>> start DATASET ROWS
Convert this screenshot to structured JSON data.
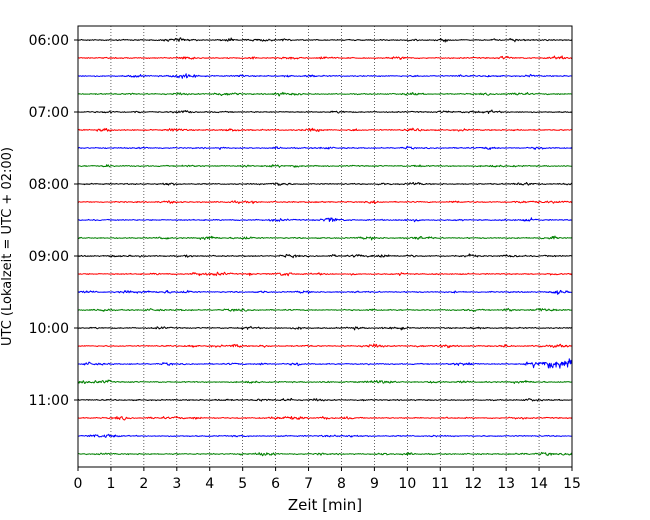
{
  "chart_data": {
    "type": "line",
    "title": "",
    "xlabel": "Zeit  [min]",
    "ylabel": "UTC (Lokalzeit = UTC + 02:00)",
    "xlim": [
      0,
      15
    ],
    "x_ticks": [
      0,
      1,
      2,
      3,
      4,
      5,
      6,
      7,
      8,
      9,
      10,
      11,
      12,
      13,
      14,
      15
    ],
    "y_tick_labels": [
      "06:00",
      "07:00",
      "08:00",
      "09:00",
      "10:00",
      "11:00"
    ],
    "grid": "vertical-dotted",
    "line_colors": [
      "#000000",
      "#ff0000",
      "#0000ff",
      "#008000"
    ],
    "rows": [
      {
        "time": "06:00",
        "color": "#000000"
      },
      {
        "time": "06:15",
        "color": "#ff0000"
      },
      {
        "time": "06:30",
        "color": "#0000ff"
      },
      {
        "time": "06:45",
        "color": "#008000"
      },
      {
        "time": "07:00",
        "color": "#000000"
      },
      {
        "time": "07:15",
        "color": "#ff0000"
      },
      {
        "time": "07:30",
        "color": "#0000ff"
      },
      {
        "time": "07:45",
        "color": "#008000"
      },
      {
        "time": "08:00",
        "color": "#000000"
      },
      {
        "time": "08:15",
        "color": "#ff0000"
      },
      {
        "time": "08:30",
        "color": "#0000ff"
      },
      {
        "time": "08:45",
        "color": "#008000"
      },
      {
        "time": "09:00",
        "color": "#000000"
      },
      {
        "time": "09:15",
        "color": "#ff0000"
      },
      {
        "time": "09:30",
        "color": "#0000ff"
      },
      {
        "time": "09:45",
        "color": "#008000"
      },
      {
        "time": "10:00",
        "color": "#000000"
      },
      {
        "time": "10:15",
        "color": "#ff0000"
      },
      {
        "time": "10:30",
        "color": "#0000ff"
      },
      {
        "time": "10:45",
        "color": "#008000"
      },
      {
        "time": "11:00",
        "color": "#000000"
      },
      {
        "time": "11:15",
        "color": "#ff0000"
      },
      {
        "time": "11:30",
        "color": "#0000ff"
      },
      {
        "time": "11:45",
        "color": "#008000"
      }
    ]
  }
}
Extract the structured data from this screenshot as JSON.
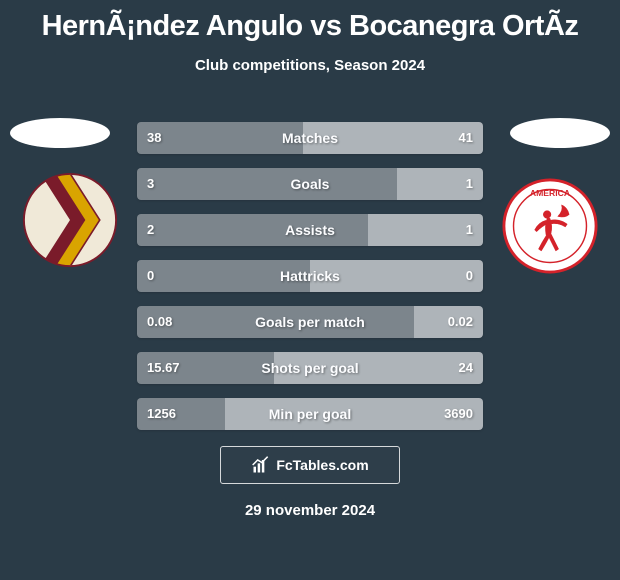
{
  "background_color": "#2a3b47",
  "title": "HernÃ¡ndez Angulo vs Bocanegra OrtÃ­z",
  "subtitle": "Club competitions, Season 2024",
  "date": "29 november 2024",
  "branding_text": "FcTables.com",
  "colors": {
    "left_bar": "#7c858c",
    "right_bar": "#aeb4b9",
    "text": "#ffffff",
    "ellipse": "#ffffff"
  },
  "club_left": {
    "name": "tolima-badge",
    "bg": "#f0e9d8",
    "stripes": [
      "#7a1b2a",
      "#d9a400",
      "#7a1b2a"
    ]
  },
  "club_right": {
    "name": "america-badge",
    "bg": "#ffffff",
    "ring": "#d4222a",
    "figure": "#d4222a"
  },
  "rows": [
    {
      "label": "Matches",
      "left": "38",
      "right": "41",
      "left_pct": 48.1
    },
    {
      "label": "Goals",
      "left": "3",
      "right": "1",
      "left_pct": 75.0
    },
    {
      "label": "Assists",
      "left": "2",
      "right": "1",
      "left_pct": 66.7
    },
    {
      "label": "Hattricks",
      "left": "0",
      "right": "0",
      "left_pct": 50.0
    },
    {
      "label": "Goals per match",
      "left": "0.08",
      "right": "0.02",
      "left_pct": 80.0
    },
    {
      "label": "Shots per goal",
      "left": "15.67",
      "right": "24",
      "left_pct": 39.5
    },
    {
      "label": "Min per goal",
      "left": "1256",
      "right": "3690",
      "left_pct": 25.4
    }
  ]
}
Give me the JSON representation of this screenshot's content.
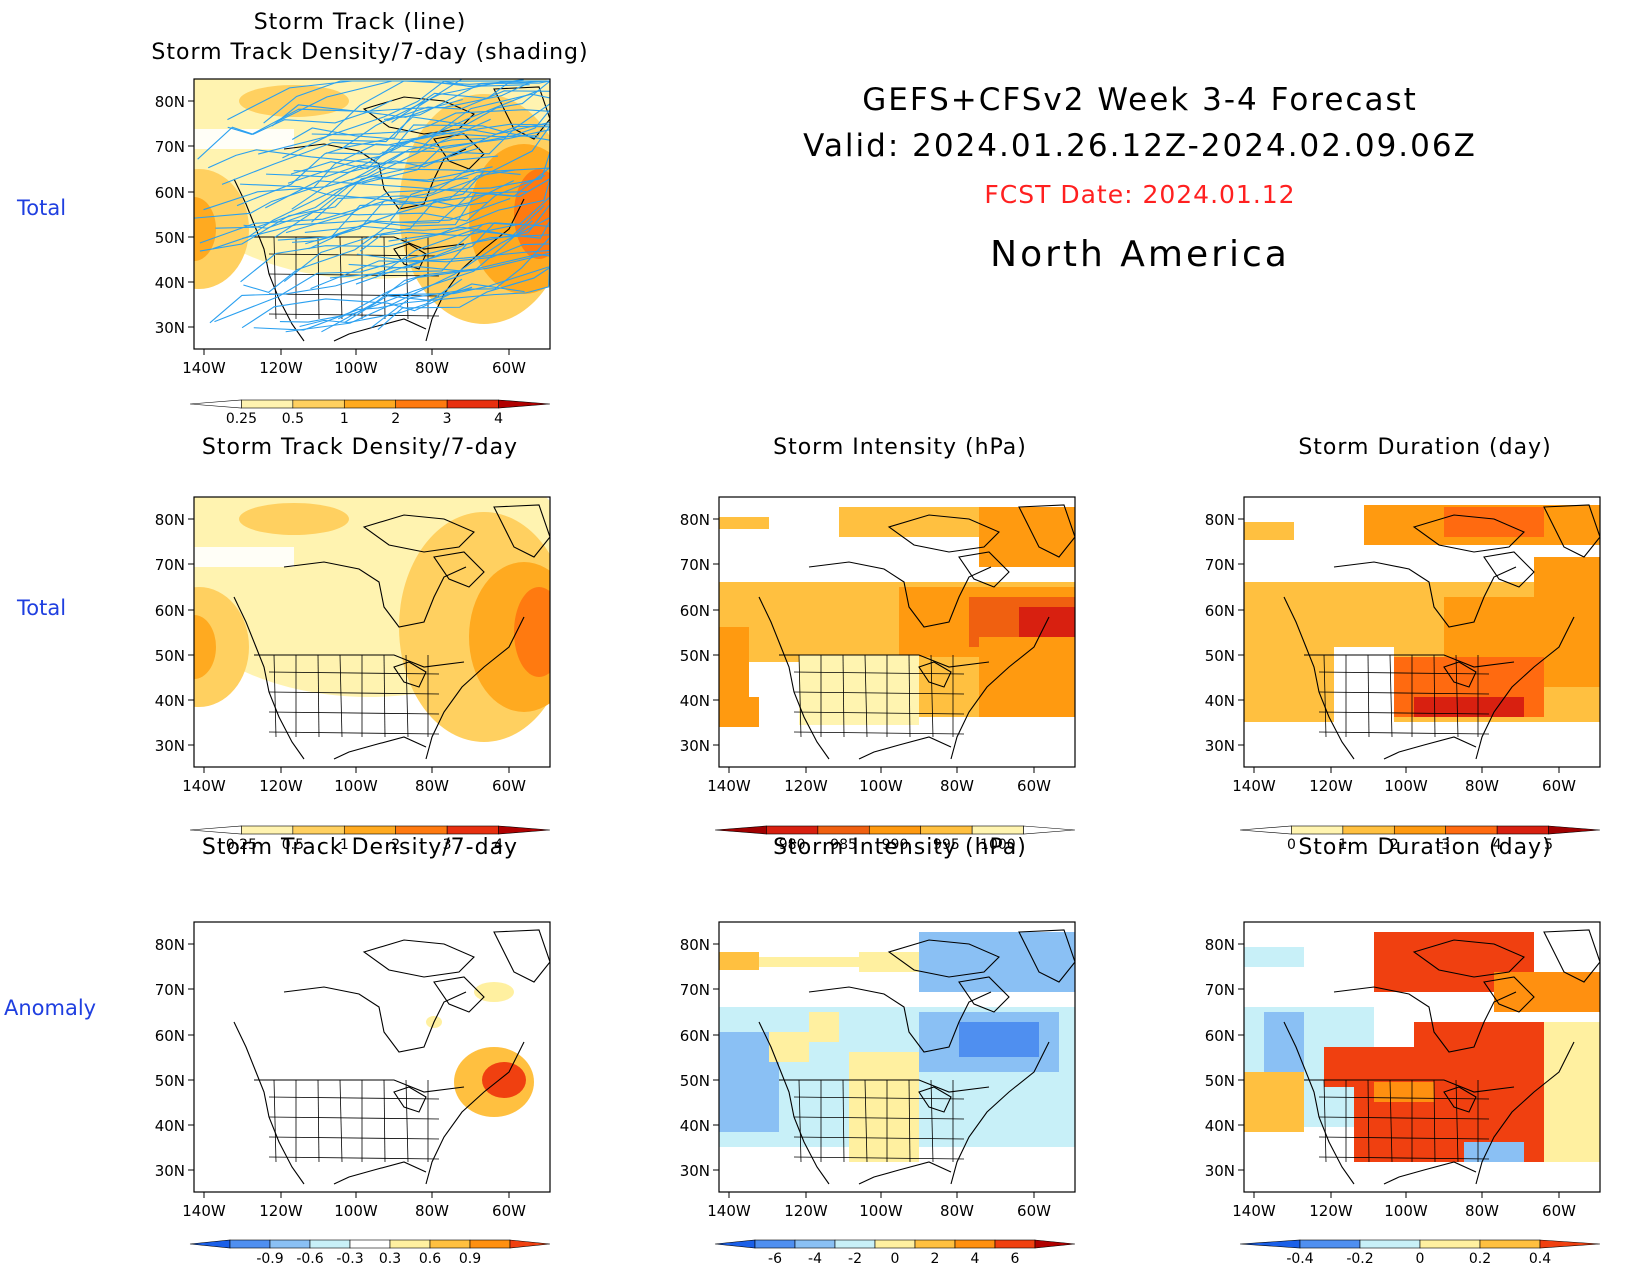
{
  "header": {
    "line1": "GEFS+CFSv2 Week 3-4 Forecast",
    "line2": "Valid: 2024.01.26.12Z-2024.02.09.06Z",
    "fcst": "FCST Date: 2024.01.12",
    "region": "North America",
    "fcst_color": "#ff2020"
  },
  "row_labels": {
    "r1": "Total",
    "r2": "Total",
    "r3": "Anomaly"
  },
  "axes": {
    "lat_ticks": [
      "80N",
      "70N",
      "60N",
      "50N",
      "40N",
      "30N"
    ],
    "lon_ticks": [
      "140W",
      "120W",
      "100W",
      "80W",
      "60W"
    ]
  },
  "panels": {
    "p1": {
      "title1": "Storm Track (line)",
      "title2": "Storm Track Density/7-day (shading)"
    },
    "p2": {
      "title": "Storm Track Density/7-day"
    },
    "p3": {
      "title": "Storm Intensity (hPa)"
    },
    "p4": {
      "title": "Storm Duration (day)"
    },
    "p5": {
      "title": "Storm Track Density/7-day"
    },
    "p6": {
      "title": "Storm Intensity (hPa)"
    },
    "p7": {
      "title": "Storm Duration (day)"
    }
  },
  "colorbars": {
    "density": {
      "labels": [
        "0.25",
        "0.5",
        "1",
        "2",
        "3",
        "4"
      ],
      "colors": [
        "#ffffff",
        "#fff3b0",
        "#ffd060",
        "#ffaa20",
        "#ff7a10",
        "#e83010",
        "#b00000"
      ]
    },
    "intensity": {
      "labels": [
        "980",
        "985",
        "990",
        "995",
        "1000"
      ],
      "colors": [
        "#a00000",
        "#d82010",
        "#f06010",
        "#ff9a10",
        "#ffc040",
        "#fff4b0",
        "#ffffff"
      ]
    },
    "duration": {
      "labels": [
        "0",
        "1",
        "2",
        "3",
        "4",
        "5"
      ],
      "colors": [
        "#ffffff",
        "#fff4b0",
        "#ffc040",
        "#ff9a10",
        "#ff6a10",
        "#d82010",
        "#a00000"
      ]
    },
    "density_anom": {
      "labels": [
        "-0.9",
        "-0.6",
        "-0.3",
        "0.3",
        "0.6",
        "0.9"
      ],
      "colors": [
        "#1a5fe8",
        "#4f8ff0",
        "#8ac0f4",
        "#c8f0f8",
        "#ffffff",
        "#fff0a0",
        "#ffc040",
        "#ff9010",
        "#f04010"
      ]
    },
    "intensity_anom": {
      "labels": [
        "-6",
        "-4",
        "-2",
        "0",
        "2",
        "4",
        "6"
      ],
      "colors": [
        "#1a5fe8",
        "#4f8ff0",
        "#8ac0f4",
        "#c8f0f8",
        "#fff0a0",
        "#ffc040",
        "#ff9010",
        "#f04010",
        "#b00000"
      ]
    },
    "duration_anom": {
      "labels": [
        "-0.4",
        "-0.2",
        "0",
        "0.2",
        "0.4"
      ],
      "colors": [
        "#1a5fe8",
        "#4f8ff0",
        "#c8f0f8",
        "#fff0a0",
        "#ffc040",
        "#f04010"
      ]
    }
  }
}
>> end DATASET ROWS
### CHALLENGE
The records above are to be reproduced exactly; the pictures are to be left out.

### RESULT BELOW
Convert this screenshot to structured JSON data.
{
  "chart_data": {
    "type": "line",
    "title": "",
    "xlabel": "Zeit  [min]",
    "ylabel": "UTC (Lokalzeit = UTC + 02:00)",
    "xlim": [
      0,
      15
    ],
    "x_ticks": [
      0,
      1,
      2,
      3,
      4,
      5,
      6,
      7,
      8,
      9,
      10,
      11,
      12,
      13,
      14,
      15
    ],
    "y_tick_labels": [
      "06:00",
      "07:00",
      "08:00",
      "09:00",
      "10:00",
      "11:00"
    ],
    "grid": "vertical-dotted",
    "line_colors": [
      "#000000",
      "#ff0000",
      "#0000ff",
      "#008000"
    ],
    "rows": [
      {
        "time": "06:00",
        "color": "#000000"
      },
      {
        "time": "06:15",
        "color": "#ff0000"
      },
      {
        "time": "06:30",
        "color": "#0000ff"
      },
      {
        "time": "06:45",
        "color": "#008000"
      },
      {
        "time": "07:00",
        "color": "#000000"
      },
      {
        "time": "07:15",
        "color": "#ff0000"
      },
      {
        "time": "07:30",
        "color": "#0000ff"
      },
      {
        "time": "07:45",
        "color": "#008000"
      },
      {
        "time": "08:00",
        "color": "#000000"
      },
      {
        "time": "08:15",
        "color": "#ff0000"
      },
      {
        "time": "08:30",
        "color": "#0000ff"
      },
      {
        "time": "08:45",
        "color": "#008000"
      },
      {
        "time": "09:00",
        "color": "#000000"
      },
      {
        "time": "09:15",
        "color": "#ff0000"
      },
      {
        "time": "09:30",
        "color": "#0000ff"
      },
      {
        "time": "09:45",
        "color": "#008000"
      },
      {
        "time": "10:00",
        "color": "#000000"
      },
      {
        "time": "10:15",
        "color": "#ff0000"
      },
      {
        "time": "10:30",
        "color": "#0000ff"
      },
      {
        "time": "10:45",
        "color": "#008000"
      },
      {
        "time": "11:00",
        "color": "#000000"
      },
      {
        "time": "11:15",
        "color": "#ff0000"
      },
      {
        "time": "11:30",
        "color": "#0000ff"
      },
      {
        "time": "11:45",
        "color": "#008000"
      }
    ]
  }
}
Extract the structured data from this screenshot as JSON.
{
  "background_color": "#2a3b47",
  "title": "HernÃ¡ndez Angulo vs Bocanegra OrtÃ­z",
  "subtitle": "Club competitions, Season 2024",
  "date": "29 november 2024",
  "branding_text": "FcTables.com",
  "colors": {
    "left_bar": "#7c858c",
    "right_bar": "#aeb4b9",
    "text": "#ffffff",
    "ellipse": "#ffffff"
  },
  "club_left": {
    "name": "tolima-badge",
    "bg": "#f0e9d8",
    "stripes": [
      "#7a1b2a",
      "#d9a400",
      "#7a1b2a"
    ]
  },
  "club_right": {
    "name": "america-badge",
    "bg": "#ffffff",
    "ring": "#d4222a",
    "figure": "#d4222a"
  },
  "rows": [
    {
      "label": "Matches",
      "left": "38",
      "right": "41",
      "left_pct": 48.1
    },
    {
      "label": "Goals",
      "left": "3",
      "right": "1",
      "left_pct": 75.0
    },
    {
      "label": "Assists",
      "left": "2",
      "right": "1",
      "left_pct": 66.7
    },
    {
      "label": "Hattricks",
      "left": "0",
      "right": "0",
      "left_pct": 50.0
    },
    {
      "label": "Goals per match",
      "left": "0.08",
      "right": "0.02",
      "left_pct": 80.0
    },
    {
      "label": "Shots per goal",
      "left": "15.67",
      "right": "24",
      "left_pct": 39.5
    },
    {
      "label": "Min per goal",
      "left": "1256",
      "right": "3690",
      "left_pct": 25.4
    }
  ]
}
Give me the JSON representation of this screenshot's content.
{
  "header": {
    "line1": "GEFS+CFSv2 Week 3-4 Forecast",
    "line2": "Valid: 2024.01.26.12Z-2024.02.09.06Z",
    "fcst": "FCST Date: 2024.01.12",
    "region": "North America",
    "fcst_color": "#ff2020"
  },
  "row_labels": {
    "r1": "Total",
    "r2": "Total",
    "r3": "Anomaly"
  },
  "axes": {
    "lat_ticks": [
      "80N",
      "70N",
      "60N",
      "50N",
      "40N",
      "30N"
    ],
    "lon_ticks": [
      "140W",
      "120W",
      "100W",
      "80W",
      "60W"
    ]
  },
  "panels": {
    "p1": {
      "title1": "Storm Track (line)",
      "title2": "Storm Track Density/7-day (shading)"
    },
    "p2": {
      "title": "Storm Track Density/7-day"
    },
    "p3": {
      "title": "Storm Intensity (hPa)"
    },
    "p4": {
      "title": "Storm Duration (day)"
    },
    "p5": {
      "title": "Storm Track Density/7-day"
    },
    "p6": {
      "title": "Storm Intensity (hPa)"
    },
    "p7": {
      "title": "Storm Duration (day)"
    }
  },
  "colorbars": {
    "density": {
      "labels": [
        "0.25",
        "0.5",
        "1",
        "2",
        "3",
        "4"
      ],
      "colors": [
        "#ffffff",
        "#fff3b0",
        "#ffd060",
        "#ffaa20",
        "#ff7a10",
        "#e83010",
        "#b00000"
      ]
    },
    "intensity": {
      "labels": [
        "980",
        "985",
        "990",
        "995",
        "1000"
      ],
      "colors": [
        "#a00000",
        "#d82010",
        "#f06010",
        "#ff9a10",
        "#ffc040",
        "#fff4b0",
        "#ffffff"
      ]
    },
    "duration": {
      "labels": [
        "0",
        "1",
        "2",
        "3",
        "4",
        "5"
      ],
      "colors": [
        "#ffffff",
        "#fff4b0",
        "#ffc040",
        "#ff9a10",
        "#ff6a10",
        "#d82010",
        "#a00000"
      ]
    },
    "density_anom": {
      "labels": [
        "-0.9",
        "-0.6",
        "-0.3",
        "0.3",
        "0.6",
        "0.9"
      ],
      "colors": [
        "#1a5fe8",
        "#4f8ff0",
        "#8ac0f4",
        "#c8f0f8",
        "#ffffff",
        "#fff0a0",
        "#ffc040",
        "#ff9010",
        "#f04010"
      ]
    },
    "intensity_anom": {
      "labels": [
        "-6",
        "-4",
        "-2",
        "0",
        "2",
        "4",
        "6"
      ],
      "colors": [
        "#1a5fe8",
        "#4f8ff0",
        "#8ac0f4",
        "#c8f0f8",
        "#fff0a0",
        "#ffc040",
        "#ff9010",
        "#f04010",
        "#b00000"
      ]
    },
    "duration_anom": {
      "labels": [
        "-0.4",
        "-0.2",
        "0",
        "0.2",
        "0.4"
      ],
      "colors": [
        "#1a5fe8",
        "#4f8ff0",
        "#c8f0f8",
        "#fff0a0",
        "#ffc040",
        "#f04010"
      ]
    }
  }
}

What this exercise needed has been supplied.